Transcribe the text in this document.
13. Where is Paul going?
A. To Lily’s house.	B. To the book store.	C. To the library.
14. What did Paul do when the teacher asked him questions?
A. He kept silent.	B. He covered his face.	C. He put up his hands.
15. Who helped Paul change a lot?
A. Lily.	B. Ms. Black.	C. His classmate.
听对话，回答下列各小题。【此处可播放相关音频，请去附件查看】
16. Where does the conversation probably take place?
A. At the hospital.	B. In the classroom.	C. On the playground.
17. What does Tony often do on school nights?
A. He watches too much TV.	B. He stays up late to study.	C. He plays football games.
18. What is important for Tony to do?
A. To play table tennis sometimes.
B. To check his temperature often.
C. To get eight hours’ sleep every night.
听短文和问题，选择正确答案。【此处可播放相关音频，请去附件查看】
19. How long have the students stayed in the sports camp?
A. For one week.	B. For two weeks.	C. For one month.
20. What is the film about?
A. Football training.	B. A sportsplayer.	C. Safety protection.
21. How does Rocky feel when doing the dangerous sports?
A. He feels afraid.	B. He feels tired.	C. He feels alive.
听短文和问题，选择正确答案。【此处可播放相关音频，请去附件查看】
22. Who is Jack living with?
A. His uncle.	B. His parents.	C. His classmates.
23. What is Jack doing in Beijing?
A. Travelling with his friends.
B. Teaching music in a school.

________

(Problem statement) Your task is to list each line of the records with the word "Lily".

(The reply)
A. To Lily’s house.	B. To the book store.	C. To the library.
A. Lily.	B. Ms. Black.	C. His classmate.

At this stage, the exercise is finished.